In the listing below, find every line containing "screenshot" and copy it out.

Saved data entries
==========

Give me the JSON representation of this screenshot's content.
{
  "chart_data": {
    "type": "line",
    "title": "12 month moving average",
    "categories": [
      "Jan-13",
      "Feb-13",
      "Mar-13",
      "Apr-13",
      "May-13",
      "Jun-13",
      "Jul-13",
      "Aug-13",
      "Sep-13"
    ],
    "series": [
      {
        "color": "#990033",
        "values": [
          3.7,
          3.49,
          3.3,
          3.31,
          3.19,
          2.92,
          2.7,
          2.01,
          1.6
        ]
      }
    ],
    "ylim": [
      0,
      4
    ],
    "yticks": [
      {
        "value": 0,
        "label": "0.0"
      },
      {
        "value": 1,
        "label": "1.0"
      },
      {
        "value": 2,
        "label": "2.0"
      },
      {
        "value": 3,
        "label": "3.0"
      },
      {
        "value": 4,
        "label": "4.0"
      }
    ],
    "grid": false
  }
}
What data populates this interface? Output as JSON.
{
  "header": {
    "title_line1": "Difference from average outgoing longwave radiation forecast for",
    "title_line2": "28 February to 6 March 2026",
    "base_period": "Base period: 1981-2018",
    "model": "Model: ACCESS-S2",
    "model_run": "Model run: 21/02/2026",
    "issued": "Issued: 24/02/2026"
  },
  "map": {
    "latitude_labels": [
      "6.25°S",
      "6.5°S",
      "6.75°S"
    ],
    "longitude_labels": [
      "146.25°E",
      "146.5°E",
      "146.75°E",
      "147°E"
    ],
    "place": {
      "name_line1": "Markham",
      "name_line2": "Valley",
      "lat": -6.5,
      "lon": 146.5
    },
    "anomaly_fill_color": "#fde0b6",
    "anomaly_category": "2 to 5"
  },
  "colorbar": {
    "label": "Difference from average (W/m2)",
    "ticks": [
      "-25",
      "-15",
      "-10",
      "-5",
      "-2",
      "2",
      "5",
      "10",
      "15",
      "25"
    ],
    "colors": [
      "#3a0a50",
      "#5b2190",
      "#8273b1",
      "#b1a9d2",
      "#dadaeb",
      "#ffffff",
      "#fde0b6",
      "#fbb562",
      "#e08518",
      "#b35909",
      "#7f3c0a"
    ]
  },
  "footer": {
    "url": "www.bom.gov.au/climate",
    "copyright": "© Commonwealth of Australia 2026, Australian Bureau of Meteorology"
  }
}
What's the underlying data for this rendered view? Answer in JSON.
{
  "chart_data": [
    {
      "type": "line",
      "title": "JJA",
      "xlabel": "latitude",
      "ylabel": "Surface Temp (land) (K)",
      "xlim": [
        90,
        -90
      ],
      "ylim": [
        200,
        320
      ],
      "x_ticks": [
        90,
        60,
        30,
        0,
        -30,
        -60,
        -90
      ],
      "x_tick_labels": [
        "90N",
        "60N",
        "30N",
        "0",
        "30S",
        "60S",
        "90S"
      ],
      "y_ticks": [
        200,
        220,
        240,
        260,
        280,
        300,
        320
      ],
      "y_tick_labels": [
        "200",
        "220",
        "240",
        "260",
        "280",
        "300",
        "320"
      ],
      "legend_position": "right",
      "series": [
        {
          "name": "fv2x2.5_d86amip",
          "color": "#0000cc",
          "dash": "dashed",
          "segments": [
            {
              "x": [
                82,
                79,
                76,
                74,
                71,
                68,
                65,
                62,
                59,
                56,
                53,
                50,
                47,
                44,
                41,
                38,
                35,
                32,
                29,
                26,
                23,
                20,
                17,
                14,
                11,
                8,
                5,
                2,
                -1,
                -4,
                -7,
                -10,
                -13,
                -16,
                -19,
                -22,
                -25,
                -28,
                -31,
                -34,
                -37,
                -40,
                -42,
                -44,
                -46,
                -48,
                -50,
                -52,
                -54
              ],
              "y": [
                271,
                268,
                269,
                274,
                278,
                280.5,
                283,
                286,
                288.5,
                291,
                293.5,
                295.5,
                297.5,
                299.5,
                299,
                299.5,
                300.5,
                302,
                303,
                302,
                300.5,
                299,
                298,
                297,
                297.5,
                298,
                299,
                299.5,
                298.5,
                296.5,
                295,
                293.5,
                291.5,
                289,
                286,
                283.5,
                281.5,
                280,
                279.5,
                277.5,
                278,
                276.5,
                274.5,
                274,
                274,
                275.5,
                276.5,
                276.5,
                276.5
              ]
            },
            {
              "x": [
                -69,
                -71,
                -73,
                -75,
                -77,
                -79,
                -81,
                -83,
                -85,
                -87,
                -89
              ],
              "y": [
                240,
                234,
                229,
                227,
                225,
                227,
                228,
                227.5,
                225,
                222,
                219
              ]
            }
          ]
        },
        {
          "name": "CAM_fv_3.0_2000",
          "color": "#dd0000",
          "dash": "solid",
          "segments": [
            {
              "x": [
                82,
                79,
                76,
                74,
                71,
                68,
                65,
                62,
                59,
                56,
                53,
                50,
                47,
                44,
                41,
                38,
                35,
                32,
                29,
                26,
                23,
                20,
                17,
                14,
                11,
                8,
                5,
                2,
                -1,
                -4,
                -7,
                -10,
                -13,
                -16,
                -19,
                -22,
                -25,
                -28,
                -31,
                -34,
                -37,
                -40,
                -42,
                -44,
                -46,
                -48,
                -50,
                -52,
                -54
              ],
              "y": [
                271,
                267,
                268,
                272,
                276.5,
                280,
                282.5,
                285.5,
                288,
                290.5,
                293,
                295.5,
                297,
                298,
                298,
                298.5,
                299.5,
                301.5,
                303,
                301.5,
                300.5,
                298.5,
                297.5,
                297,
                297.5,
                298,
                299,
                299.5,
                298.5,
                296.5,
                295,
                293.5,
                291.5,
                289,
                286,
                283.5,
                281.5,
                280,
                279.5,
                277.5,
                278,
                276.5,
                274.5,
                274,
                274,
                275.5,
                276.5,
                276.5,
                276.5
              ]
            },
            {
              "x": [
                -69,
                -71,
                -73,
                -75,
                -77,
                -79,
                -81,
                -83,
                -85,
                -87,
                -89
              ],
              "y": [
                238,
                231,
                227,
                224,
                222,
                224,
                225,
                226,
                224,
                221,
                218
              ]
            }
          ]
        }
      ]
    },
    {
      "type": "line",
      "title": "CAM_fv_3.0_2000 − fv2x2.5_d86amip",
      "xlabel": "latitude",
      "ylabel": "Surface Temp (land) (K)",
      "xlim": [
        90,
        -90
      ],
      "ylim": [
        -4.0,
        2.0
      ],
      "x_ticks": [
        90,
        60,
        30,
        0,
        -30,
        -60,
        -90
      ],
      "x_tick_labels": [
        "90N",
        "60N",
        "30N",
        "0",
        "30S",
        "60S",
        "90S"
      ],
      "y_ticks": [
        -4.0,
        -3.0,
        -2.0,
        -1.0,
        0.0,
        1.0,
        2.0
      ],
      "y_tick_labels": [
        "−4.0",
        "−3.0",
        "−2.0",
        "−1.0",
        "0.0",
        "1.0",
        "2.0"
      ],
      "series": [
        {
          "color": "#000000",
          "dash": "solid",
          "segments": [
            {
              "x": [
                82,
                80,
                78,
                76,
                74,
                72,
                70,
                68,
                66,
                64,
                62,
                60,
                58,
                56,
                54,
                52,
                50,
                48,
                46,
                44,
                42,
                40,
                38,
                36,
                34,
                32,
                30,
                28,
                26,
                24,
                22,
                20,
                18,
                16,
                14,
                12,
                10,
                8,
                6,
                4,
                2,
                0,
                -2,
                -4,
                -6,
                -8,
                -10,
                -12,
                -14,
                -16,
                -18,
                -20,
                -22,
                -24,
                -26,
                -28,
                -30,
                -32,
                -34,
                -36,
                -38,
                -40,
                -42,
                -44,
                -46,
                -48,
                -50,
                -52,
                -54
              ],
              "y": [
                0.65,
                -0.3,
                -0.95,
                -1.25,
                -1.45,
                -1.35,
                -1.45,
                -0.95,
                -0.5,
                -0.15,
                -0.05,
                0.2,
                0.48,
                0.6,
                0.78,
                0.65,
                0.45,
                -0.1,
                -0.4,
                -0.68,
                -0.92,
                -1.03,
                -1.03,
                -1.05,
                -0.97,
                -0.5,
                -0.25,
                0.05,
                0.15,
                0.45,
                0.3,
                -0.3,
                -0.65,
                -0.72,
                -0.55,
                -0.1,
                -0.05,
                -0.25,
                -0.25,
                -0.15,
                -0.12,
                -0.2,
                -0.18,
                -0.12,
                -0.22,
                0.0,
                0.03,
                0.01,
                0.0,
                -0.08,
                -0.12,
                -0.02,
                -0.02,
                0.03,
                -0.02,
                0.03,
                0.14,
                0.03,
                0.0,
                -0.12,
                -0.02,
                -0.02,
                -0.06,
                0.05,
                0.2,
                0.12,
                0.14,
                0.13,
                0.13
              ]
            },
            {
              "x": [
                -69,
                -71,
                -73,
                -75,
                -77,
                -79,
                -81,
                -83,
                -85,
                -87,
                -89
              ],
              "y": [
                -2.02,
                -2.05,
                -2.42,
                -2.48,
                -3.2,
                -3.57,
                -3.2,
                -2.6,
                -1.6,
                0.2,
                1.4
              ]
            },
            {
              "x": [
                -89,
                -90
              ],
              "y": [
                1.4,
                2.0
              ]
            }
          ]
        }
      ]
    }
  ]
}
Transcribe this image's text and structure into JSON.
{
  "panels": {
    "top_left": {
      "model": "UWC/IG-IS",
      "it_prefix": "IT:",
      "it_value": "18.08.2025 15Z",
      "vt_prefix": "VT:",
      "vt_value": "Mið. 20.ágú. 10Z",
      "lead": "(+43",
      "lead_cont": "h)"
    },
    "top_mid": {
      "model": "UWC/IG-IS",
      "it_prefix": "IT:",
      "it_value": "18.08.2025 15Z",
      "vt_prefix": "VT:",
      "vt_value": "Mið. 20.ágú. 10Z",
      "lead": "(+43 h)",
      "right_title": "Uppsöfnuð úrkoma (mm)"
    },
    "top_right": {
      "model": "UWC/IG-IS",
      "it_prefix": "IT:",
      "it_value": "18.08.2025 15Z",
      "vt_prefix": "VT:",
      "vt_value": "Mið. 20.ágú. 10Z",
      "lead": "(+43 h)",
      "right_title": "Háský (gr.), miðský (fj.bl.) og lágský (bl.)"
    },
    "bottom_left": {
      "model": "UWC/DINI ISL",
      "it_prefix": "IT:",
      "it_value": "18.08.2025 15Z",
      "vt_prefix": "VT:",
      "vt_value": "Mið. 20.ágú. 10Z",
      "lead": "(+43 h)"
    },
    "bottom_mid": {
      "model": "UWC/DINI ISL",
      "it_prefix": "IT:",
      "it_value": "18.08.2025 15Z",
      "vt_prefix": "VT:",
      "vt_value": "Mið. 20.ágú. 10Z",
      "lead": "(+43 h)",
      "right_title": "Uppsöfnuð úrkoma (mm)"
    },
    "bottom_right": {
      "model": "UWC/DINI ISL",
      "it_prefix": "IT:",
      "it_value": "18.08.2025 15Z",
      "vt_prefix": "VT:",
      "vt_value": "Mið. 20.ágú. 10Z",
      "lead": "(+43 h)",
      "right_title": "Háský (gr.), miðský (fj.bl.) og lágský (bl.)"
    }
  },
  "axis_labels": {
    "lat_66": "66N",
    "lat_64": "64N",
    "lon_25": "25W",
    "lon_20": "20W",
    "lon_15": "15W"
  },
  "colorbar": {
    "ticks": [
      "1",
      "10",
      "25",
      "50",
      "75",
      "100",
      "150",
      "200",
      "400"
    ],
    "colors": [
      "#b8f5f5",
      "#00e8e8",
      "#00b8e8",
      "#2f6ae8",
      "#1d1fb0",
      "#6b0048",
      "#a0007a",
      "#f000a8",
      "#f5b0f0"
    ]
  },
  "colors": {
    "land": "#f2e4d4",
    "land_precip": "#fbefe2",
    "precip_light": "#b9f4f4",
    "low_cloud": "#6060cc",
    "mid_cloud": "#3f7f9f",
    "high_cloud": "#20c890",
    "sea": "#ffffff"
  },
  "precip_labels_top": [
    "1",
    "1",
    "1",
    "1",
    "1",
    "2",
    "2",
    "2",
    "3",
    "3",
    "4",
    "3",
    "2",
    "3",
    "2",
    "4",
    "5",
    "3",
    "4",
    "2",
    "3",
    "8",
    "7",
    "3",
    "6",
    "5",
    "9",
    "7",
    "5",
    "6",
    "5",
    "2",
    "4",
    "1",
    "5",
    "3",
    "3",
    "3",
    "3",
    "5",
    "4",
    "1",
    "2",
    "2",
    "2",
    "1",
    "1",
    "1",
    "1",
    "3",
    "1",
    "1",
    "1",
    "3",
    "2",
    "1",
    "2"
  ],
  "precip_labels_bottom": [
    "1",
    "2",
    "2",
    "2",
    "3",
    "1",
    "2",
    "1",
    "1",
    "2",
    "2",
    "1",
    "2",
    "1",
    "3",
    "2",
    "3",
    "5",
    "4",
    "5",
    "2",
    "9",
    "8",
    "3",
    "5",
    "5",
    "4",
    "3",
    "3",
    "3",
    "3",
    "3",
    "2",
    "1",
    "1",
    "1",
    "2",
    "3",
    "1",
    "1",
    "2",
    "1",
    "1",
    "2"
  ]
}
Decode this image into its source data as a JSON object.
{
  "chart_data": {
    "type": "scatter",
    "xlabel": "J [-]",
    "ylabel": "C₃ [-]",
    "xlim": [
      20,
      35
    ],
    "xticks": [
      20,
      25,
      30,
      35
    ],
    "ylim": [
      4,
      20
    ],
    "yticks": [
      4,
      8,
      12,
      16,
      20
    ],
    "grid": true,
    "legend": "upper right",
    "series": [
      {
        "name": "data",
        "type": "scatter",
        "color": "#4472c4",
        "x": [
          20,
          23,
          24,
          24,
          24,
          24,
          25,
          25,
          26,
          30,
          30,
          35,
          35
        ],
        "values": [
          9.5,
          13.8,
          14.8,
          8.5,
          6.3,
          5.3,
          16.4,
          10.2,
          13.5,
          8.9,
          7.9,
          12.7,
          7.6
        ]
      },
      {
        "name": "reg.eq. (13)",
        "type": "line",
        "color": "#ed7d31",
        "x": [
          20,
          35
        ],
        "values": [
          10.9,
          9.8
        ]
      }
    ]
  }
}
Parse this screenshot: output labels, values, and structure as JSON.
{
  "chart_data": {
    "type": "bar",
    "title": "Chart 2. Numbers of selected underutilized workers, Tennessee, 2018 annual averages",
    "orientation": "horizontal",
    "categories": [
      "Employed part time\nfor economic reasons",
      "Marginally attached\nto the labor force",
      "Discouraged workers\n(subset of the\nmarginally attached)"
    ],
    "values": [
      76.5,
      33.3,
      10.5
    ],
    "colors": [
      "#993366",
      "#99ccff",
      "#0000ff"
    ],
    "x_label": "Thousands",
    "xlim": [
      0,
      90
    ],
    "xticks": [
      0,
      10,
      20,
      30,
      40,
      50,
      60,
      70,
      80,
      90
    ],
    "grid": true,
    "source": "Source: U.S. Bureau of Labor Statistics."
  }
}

==========

[RESULT FOR THIS EXERCISE]:
Give me the JSON representation of this screenshot's content.
Parse this screenshot: output labels, values, and structure as JSON.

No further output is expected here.